EXCERPTED TEXT:
[Start of Attachment]

BACKGROUND

Gastric cancer (GC) is the fourth most common cause of cancer death and has the fifth highest incidence of cancer worldwide. Circular RNAs (circRNAs) have emerged as essential regulators of tumorigenesis and cancer progression. However, the underlying regulatory mechanisms and their roles as diagnostic biomarkers have yet to be well elucidated in GC.

METHODS

In this study, we implemented genome-wide sequencing to identify circRNAs whose expression in plasma extracellular vesicles (EVs) significantly changed. Functional experiments were performed to assess its effect on the proliferation, viability, migration and apoptosis of GC cell lines. Luciferase reporter and RNA pull-down assays were used to validate their combinations. Finally, RNA-Seq and RT-qPCR were used to identify the downstream regulatory pathway involved.

[End of Attachment]

PROVIDED INFORMATION:

[Start of Attachment]

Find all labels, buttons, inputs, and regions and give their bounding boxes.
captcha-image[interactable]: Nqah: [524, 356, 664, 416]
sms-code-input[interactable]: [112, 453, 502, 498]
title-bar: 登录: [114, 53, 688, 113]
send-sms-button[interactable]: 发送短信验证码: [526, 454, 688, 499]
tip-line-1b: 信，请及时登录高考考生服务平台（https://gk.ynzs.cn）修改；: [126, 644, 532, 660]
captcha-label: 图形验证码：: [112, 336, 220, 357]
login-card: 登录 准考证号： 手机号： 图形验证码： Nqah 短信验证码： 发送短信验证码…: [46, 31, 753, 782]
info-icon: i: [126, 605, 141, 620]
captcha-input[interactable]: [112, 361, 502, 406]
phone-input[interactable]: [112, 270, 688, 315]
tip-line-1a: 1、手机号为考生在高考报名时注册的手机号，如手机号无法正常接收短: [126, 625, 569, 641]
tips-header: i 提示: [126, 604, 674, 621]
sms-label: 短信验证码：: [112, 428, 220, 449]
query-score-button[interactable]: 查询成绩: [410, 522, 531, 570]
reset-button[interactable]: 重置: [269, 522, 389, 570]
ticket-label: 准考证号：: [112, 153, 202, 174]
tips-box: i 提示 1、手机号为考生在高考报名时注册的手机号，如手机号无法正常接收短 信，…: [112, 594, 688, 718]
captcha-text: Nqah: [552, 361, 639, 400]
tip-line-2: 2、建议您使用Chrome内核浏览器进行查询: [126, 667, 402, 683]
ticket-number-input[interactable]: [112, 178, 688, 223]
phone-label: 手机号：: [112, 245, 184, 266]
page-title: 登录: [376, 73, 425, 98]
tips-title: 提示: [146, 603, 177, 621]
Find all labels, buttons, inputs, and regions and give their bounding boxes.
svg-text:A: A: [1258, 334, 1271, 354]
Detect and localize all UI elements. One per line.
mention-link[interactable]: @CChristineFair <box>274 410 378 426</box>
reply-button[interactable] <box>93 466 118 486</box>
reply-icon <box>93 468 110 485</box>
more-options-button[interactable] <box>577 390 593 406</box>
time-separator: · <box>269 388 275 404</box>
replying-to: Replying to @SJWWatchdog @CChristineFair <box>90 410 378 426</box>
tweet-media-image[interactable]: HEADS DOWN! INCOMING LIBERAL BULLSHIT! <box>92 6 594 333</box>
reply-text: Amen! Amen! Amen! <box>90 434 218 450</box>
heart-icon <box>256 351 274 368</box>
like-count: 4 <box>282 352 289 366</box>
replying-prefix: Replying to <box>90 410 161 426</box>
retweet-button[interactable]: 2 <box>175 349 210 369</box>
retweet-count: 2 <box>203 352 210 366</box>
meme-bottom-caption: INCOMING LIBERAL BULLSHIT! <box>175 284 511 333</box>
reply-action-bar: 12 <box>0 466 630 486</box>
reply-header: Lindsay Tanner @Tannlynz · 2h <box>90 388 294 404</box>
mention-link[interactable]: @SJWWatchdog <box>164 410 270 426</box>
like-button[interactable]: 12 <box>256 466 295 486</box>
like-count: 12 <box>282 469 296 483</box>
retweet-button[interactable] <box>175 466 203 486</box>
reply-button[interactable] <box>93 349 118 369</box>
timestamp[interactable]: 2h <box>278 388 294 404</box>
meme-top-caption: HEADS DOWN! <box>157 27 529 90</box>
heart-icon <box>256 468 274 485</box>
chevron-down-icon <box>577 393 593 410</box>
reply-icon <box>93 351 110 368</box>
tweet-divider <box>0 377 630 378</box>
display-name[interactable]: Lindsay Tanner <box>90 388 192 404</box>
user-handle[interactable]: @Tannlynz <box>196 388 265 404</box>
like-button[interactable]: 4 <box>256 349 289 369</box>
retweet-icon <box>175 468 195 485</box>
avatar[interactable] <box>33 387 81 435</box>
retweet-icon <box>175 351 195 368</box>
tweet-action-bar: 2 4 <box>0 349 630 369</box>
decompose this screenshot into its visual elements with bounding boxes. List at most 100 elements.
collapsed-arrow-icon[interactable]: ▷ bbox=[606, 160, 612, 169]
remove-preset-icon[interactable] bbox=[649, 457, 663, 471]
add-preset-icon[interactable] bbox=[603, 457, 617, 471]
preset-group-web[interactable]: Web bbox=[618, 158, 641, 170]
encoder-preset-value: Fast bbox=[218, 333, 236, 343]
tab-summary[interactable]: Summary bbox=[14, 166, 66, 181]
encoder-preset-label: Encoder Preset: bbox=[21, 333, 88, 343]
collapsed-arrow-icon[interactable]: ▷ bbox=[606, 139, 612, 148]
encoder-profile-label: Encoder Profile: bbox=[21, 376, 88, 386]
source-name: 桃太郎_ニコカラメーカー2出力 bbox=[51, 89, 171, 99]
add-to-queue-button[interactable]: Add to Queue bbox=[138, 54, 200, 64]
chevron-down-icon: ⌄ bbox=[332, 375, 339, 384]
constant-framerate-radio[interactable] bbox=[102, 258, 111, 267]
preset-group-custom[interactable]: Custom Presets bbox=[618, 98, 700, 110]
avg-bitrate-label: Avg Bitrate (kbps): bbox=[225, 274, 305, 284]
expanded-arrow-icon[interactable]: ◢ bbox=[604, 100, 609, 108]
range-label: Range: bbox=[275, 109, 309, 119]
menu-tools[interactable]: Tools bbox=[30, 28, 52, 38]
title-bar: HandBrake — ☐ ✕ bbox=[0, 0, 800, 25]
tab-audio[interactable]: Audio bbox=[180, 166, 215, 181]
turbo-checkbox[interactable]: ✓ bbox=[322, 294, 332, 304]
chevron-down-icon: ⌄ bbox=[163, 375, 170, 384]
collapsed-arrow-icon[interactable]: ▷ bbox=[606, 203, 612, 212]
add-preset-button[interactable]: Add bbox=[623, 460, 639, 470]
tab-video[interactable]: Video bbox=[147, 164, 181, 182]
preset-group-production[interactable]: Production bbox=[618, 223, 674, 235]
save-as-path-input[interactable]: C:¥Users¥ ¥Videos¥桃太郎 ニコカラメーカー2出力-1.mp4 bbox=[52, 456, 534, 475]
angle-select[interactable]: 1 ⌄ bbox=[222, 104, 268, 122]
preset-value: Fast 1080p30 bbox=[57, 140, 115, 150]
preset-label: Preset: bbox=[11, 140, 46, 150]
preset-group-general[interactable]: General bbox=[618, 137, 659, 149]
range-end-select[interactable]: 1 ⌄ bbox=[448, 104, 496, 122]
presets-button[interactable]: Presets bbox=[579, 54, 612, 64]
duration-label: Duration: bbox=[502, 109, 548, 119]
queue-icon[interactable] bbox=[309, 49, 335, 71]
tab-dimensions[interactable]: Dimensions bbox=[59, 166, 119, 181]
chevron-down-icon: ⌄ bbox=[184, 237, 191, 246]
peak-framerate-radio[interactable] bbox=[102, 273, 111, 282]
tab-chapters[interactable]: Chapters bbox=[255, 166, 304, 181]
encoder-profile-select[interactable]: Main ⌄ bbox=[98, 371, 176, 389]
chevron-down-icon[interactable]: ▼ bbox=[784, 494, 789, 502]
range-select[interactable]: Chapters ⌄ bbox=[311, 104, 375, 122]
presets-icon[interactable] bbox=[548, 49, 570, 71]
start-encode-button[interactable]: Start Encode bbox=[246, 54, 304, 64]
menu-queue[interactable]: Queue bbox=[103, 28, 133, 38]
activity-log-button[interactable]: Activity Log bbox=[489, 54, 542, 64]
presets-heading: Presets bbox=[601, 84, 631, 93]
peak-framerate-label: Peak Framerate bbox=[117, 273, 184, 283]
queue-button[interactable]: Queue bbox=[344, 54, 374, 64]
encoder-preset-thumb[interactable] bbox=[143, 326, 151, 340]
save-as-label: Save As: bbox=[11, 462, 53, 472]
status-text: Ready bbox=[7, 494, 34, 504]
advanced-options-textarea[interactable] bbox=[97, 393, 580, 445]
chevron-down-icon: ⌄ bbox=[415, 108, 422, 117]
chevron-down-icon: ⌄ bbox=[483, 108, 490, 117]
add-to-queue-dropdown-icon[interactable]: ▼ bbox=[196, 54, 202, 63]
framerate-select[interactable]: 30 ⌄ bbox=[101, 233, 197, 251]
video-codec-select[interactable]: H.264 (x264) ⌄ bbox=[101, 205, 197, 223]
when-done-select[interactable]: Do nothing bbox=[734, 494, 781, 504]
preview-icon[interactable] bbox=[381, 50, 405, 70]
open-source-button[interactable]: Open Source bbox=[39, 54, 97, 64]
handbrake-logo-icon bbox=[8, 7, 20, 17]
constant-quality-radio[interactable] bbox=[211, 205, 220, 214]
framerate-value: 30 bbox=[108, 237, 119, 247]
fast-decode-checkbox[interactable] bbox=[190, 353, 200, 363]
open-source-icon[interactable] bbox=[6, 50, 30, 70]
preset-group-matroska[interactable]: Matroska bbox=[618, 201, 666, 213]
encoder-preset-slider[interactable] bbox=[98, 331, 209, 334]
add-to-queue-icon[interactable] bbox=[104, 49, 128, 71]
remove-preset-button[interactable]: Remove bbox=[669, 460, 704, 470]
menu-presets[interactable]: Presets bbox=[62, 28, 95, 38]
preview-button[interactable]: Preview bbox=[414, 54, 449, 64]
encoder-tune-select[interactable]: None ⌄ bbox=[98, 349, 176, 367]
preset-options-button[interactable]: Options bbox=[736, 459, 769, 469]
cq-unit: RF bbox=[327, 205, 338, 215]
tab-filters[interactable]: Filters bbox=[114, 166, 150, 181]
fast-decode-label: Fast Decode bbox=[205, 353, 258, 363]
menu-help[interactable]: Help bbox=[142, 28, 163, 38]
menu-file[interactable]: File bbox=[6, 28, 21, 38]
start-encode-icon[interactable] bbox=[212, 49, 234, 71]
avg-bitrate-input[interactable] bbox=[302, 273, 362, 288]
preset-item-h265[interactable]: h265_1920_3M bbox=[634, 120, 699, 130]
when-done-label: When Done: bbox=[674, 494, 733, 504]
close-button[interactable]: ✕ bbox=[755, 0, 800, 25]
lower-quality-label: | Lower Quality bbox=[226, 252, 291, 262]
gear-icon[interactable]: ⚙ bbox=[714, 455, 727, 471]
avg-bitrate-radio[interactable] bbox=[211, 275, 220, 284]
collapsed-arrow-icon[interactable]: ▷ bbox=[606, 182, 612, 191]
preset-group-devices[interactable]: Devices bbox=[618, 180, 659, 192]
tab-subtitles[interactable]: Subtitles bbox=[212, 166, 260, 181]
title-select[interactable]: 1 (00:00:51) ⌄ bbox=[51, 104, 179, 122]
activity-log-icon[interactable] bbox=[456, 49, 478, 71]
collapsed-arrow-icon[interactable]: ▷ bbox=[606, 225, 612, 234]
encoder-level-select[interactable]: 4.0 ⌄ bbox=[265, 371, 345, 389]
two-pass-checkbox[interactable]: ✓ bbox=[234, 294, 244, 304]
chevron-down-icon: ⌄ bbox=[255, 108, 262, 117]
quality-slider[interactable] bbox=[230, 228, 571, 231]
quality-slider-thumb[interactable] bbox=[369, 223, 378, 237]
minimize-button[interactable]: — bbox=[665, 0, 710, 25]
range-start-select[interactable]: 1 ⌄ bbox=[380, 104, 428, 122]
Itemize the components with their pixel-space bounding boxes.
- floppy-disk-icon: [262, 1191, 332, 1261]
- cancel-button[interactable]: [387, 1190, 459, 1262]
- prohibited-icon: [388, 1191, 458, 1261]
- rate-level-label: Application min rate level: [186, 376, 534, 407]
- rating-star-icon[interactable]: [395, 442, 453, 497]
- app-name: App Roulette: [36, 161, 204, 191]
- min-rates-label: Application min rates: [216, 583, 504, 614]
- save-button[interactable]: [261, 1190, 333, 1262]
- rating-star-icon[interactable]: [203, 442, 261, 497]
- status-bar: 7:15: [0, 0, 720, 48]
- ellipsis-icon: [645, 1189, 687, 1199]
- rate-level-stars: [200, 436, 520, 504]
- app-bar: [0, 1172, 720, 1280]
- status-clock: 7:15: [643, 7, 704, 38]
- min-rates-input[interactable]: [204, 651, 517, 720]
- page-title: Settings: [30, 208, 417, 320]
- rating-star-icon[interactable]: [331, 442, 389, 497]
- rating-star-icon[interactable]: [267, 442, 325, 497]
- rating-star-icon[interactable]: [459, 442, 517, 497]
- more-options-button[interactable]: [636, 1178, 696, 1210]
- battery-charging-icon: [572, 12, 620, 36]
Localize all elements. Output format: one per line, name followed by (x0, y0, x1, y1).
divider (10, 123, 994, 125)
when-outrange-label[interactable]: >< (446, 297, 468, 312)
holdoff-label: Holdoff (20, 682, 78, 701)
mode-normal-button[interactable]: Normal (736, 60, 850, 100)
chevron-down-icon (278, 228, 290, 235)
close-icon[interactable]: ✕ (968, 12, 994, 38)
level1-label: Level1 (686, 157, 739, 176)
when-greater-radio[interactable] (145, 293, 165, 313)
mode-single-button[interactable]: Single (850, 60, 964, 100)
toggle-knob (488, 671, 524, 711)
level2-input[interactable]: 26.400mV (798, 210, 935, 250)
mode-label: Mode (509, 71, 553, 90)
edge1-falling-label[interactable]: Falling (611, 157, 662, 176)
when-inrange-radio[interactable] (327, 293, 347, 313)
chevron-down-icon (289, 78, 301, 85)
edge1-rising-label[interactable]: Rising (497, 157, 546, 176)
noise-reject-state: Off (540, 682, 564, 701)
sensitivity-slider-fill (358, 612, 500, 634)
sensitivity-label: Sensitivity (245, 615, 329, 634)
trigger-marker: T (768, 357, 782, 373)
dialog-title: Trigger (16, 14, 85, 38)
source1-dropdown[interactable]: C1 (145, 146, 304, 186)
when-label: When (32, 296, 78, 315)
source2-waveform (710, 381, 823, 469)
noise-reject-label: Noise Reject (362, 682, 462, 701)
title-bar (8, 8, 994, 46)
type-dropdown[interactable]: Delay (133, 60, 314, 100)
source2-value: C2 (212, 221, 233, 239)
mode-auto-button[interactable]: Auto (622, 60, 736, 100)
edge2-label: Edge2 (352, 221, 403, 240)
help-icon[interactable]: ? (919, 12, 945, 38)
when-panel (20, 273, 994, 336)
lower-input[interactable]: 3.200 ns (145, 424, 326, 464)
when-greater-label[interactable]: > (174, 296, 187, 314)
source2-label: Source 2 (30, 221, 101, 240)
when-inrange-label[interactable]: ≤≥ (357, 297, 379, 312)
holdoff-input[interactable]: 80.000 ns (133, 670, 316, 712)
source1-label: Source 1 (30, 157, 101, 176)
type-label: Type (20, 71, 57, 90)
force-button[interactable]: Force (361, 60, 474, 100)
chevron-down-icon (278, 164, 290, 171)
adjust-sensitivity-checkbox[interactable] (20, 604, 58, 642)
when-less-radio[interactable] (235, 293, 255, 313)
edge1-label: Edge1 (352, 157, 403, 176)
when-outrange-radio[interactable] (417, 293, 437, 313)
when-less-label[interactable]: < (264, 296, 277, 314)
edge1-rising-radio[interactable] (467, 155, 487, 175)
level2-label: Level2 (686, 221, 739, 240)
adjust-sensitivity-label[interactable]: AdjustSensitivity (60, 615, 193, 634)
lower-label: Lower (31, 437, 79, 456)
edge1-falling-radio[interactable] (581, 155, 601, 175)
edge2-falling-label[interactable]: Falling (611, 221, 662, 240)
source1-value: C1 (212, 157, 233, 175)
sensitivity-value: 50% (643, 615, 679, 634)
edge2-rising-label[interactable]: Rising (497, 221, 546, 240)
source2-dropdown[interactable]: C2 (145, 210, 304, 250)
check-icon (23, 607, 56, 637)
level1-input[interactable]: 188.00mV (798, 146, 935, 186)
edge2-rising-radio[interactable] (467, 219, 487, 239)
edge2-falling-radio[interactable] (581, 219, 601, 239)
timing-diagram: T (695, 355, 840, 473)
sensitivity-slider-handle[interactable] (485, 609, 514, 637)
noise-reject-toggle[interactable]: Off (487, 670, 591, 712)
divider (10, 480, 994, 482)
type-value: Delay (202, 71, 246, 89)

[End of Attachment]

COMPLETE THE FOLLOWING:
[a] In the gastric cancer abstract, which two assays validated the combinations?
[b] Carry on the gastric cancer abstract from the point where it stops.

ACTIVITY ANSWERS:
[a] Luciferase reporter and RNA pull-down assays.

[b]
RESULTS

We found that the circRNA of MORC family CW-type zinc finger 1 gene (circMORC1) was decreased in the plasma EVs of GC patients but increase in GC cells. In vivo, circMORC1 promoted proliferation, viability, and migration and inhibited apoptosis in AGS and SGC-7901 GC cell lines. CircMORC1 was found to bind to miR-103a-1-5p, which is essential for the regulation of phenotypes. In addition, the Wnt pathway was found to be the downstream regulatory pathway of circMORC1 through a miR-103a-1-5p sponge.

CONCLUSIONS

Our results shed light on circMORC1 promotes the proliferation of gastric cancer cells, as a RNA sponge of miR-103a-1-5p and counteracted the down-regulation of Wnt signaling function of miR-103a-1-5p. Revealed a novel mechanism by which circMORC1 regulates tumorigenesis in gastric cancer and provided a new biomarker for GC diagnosis and prognosis.